_Task goal_
Put every line from the start of the records through the line containing "pres-mark-adeq: X xyxy=(1508,115,1524,146)", both included, into a JSON list of strings, one string per line and no blank lines.
■ ■ ■
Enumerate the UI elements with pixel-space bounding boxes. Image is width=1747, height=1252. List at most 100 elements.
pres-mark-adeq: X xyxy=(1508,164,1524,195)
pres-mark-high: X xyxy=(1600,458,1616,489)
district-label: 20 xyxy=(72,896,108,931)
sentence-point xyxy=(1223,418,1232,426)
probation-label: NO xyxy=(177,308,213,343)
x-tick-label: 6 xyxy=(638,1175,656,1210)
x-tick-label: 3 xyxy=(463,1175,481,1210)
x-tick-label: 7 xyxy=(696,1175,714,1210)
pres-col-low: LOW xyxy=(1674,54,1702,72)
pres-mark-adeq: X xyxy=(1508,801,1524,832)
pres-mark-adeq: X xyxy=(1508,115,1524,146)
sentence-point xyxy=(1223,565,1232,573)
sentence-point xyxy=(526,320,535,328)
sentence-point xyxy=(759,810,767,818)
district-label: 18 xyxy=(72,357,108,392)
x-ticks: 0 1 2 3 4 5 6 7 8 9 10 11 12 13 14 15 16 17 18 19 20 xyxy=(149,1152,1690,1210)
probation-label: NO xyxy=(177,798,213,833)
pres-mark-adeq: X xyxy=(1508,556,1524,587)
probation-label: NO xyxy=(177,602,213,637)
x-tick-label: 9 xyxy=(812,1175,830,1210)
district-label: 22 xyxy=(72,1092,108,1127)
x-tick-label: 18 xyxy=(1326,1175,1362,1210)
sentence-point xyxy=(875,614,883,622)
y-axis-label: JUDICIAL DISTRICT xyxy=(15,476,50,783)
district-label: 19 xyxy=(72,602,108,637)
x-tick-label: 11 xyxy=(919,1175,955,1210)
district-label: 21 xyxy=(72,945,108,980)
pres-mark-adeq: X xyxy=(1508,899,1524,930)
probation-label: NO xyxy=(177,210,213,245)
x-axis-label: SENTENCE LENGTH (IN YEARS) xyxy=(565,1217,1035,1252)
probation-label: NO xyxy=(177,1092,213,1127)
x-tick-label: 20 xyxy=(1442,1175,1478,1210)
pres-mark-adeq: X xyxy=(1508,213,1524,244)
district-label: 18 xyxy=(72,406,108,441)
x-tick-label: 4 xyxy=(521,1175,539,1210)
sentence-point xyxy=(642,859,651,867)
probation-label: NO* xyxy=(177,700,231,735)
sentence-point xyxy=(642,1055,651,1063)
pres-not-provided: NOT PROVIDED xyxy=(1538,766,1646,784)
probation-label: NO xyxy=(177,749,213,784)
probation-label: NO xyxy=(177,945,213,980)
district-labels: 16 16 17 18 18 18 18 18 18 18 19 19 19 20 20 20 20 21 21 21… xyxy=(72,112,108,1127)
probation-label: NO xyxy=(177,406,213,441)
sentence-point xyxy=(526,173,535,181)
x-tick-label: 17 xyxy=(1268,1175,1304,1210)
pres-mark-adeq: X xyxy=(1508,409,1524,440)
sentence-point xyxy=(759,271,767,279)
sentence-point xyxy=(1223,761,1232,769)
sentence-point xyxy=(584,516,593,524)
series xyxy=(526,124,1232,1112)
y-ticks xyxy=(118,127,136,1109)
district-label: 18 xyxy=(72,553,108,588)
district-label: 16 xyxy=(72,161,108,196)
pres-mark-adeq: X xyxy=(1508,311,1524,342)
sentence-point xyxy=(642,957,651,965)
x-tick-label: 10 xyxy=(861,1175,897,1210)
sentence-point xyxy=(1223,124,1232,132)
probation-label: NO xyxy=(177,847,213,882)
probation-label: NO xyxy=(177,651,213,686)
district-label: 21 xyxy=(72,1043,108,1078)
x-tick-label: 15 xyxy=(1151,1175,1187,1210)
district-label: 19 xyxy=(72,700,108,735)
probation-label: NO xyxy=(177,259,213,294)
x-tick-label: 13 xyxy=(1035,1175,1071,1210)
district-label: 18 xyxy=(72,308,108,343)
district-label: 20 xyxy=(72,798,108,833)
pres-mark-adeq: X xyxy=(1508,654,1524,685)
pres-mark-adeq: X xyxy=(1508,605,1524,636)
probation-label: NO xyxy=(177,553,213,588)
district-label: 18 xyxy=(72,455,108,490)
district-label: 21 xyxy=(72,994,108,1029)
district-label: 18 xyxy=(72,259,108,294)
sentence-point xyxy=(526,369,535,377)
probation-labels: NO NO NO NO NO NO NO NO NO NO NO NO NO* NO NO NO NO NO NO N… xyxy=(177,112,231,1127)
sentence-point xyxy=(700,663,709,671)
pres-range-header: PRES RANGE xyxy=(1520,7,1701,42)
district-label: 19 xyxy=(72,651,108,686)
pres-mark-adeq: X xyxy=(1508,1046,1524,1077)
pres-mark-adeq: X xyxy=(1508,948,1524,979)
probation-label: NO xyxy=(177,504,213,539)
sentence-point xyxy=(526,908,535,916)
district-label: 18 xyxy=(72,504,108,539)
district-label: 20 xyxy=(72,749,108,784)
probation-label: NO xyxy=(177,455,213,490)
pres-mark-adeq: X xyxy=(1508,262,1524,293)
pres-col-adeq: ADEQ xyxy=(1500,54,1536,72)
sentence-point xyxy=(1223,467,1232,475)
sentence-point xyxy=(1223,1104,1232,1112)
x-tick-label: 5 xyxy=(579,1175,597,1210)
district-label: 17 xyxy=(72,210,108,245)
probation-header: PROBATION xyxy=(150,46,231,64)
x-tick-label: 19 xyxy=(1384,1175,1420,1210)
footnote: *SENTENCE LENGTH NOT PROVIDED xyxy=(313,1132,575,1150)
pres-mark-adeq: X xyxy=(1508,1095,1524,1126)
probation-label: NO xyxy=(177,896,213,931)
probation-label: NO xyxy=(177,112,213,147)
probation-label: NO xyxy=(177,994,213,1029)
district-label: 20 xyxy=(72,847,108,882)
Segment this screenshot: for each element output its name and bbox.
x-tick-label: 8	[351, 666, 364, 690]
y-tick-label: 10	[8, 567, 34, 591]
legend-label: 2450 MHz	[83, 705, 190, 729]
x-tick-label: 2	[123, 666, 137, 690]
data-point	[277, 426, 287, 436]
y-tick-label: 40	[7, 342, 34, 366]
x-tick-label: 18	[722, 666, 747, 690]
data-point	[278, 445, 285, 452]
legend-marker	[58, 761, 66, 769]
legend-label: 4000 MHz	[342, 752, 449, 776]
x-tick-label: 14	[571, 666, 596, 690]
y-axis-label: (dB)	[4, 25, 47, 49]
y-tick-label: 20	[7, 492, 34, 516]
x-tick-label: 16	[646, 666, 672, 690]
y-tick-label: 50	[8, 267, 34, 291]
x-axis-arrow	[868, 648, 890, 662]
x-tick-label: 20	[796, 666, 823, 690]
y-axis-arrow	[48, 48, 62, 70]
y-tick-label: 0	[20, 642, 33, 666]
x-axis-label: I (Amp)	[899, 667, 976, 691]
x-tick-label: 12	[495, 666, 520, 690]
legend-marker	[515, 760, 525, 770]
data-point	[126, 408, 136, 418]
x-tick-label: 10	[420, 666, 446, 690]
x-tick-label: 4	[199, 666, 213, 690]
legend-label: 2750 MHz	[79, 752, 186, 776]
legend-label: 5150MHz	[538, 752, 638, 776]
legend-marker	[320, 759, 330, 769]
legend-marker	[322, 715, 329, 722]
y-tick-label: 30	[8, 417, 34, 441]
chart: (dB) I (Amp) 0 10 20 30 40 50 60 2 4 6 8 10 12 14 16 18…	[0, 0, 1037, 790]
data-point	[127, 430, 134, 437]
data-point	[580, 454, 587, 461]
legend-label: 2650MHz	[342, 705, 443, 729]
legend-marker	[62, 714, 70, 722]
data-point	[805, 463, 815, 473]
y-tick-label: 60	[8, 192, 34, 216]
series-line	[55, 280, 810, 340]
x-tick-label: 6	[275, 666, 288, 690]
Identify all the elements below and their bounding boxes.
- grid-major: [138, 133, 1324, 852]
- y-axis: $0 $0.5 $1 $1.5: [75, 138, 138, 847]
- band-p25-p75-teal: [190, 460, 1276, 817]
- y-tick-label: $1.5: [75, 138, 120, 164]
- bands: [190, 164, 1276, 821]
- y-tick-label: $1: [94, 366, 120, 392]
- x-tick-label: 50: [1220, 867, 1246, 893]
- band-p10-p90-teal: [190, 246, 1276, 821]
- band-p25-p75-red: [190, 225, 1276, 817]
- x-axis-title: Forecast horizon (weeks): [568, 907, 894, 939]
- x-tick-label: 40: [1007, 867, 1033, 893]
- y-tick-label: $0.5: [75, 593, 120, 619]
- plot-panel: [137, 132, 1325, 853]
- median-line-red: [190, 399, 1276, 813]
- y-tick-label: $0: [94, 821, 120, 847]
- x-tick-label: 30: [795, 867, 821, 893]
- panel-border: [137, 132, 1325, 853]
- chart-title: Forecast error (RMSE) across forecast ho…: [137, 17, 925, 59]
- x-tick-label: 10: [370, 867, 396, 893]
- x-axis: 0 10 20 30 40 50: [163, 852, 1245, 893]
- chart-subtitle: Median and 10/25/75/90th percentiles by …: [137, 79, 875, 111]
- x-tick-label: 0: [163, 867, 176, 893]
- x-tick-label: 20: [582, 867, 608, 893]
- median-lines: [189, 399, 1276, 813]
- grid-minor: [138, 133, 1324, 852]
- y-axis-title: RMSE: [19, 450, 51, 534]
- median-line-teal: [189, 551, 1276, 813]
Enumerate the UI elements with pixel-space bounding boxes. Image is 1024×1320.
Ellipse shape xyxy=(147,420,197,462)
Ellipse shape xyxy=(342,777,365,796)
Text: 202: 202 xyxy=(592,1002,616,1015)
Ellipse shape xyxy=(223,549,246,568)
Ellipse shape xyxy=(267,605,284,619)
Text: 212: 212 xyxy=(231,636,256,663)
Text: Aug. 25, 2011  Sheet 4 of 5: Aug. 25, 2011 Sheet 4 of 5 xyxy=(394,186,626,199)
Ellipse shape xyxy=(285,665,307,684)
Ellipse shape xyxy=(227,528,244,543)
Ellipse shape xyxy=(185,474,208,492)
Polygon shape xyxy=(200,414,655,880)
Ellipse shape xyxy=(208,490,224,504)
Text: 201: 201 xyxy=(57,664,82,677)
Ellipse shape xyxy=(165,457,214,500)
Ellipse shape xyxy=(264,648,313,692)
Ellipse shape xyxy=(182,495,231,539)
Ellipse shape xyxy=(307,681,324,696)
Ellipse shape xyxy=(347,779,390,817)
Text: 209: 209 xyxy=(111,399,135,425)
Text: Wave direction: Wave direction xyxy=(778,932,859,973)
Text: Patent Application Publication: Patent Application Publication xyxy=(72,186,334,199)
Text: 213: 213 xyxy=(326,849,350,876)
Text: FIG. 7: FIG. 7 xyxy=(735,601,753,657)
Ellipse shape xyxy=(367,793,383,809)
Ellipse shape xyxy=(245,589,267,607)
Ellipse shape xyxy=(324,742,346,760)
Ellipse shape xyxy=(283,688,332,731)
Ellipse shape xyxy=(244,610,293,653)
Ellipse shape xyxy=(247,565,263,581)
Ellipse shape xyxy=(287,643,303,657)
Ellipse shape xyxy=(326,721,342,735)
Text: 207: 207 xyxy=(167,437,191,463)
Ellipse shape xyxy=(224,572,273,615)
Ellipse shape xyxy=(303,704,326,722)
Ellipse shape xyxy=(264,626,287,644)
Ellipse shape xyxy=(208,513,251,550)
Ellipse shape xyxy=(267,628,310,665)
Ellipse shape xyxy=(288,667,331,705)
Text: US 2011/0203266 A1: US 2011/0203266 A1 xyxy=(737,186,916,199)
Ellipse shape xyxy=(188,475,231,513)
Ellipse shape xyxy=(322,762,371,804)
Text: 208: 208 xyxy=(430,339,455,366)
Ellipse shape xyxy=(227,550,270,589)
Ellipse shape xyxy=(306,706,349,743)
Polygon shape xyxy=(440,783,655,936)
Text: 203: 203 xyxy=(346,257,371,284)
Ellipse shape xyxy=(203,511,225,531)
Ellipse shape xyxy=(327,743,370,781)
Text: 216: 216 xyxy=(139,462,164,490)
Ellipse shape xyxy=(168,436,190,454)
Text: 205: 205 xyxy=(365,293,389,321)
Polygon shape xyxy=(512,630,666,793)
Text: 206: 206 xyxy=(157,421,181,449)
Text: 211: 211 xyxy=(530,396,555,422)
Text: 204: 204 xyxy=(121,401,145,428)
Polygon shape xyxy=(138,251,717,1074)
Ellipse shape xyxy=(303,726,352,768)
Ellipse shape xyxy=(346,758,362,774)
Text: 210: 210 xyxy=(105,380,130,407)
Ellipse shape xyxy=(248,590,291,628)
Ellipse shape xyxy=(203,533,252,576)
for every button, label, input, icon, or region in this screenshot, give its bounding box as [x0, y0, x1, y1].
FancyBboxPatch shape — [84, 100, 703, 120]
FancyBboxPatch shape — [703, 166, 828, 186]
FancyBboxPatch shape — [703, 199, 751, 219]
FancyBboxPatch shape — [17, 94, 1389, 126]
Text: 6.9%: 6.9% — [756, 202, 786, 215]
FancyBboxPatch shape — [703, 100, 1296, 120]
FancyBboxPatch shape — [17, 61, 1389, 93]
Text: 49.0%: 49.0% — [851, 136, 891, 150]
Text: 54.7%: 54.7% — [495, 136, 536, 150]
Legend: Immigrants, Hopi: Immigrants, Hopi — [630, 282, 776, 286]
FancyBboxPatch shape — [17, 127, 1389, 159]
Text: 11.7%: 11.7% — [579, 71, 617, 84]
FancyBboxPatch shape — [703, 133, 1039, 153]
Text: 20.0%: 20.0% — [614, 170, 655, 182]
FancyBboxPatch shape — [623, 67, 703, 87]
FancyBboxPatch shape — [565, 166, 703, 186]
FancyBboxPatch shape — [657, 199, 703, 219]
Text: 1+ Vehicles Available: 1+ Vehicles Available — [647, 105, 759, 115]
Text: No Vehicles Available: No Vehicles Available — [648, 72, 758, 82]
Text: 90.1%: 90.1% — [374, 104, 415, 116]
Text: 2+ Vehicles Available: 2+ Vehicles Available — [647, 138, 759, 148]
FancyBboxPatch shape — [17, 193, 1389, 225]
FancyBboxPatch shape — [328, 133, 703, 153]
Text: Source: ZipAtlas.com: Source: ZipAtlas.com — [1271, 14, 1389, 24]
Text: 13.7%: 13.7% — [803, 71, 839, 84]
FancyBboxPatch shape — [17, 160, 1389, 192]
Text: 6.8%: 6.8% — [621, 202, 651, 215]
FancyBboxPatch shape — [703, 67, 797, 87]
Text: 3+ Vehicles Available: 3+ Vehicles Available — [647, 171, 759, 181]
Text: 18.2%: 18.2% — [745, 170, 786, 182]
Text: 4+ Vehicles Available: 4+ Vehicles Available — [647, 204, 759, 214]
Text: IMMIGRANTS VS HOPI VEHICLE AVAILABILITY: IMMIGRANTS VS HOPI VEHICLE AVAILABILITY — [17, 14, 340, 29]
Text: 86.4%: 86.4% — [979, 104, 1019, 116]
■ ■ ■
_Exercise result_
[
  "Enumerate the UI elements with pixel-space bounding boxes. Image is width=1747, height=1252. List at most 100 elements.",
  "pres-mark-adeq: X xyxy=(1508,164,1524,195)",
  "pres-mark-high: X xyxy=(1600,458,1616,489)",
  "district-label: 20 xyxy=(72,896,108,931)",
  "sentence-point xyxy=(1223,418,1232,426)",
  "probation-label: NO xyxy=(177,308,213,343)",
  "x-tick-label: 6 xyxy=(638,1175,656,1210)",
  "x-tick-label: 3 xyxy=(463,1175,481,1210)",
  "x-tick-label: 7 xyxy=(696,1175,714,1210)",
  "pres-col-low: LOW xyxy=(1674,54,1702,72)",
  "pres-mark-adeq: X xyxy=(1508,801,1524,832)",
  "pres-mark-adeq: X xyxy=(1508,115,1524,146)"
]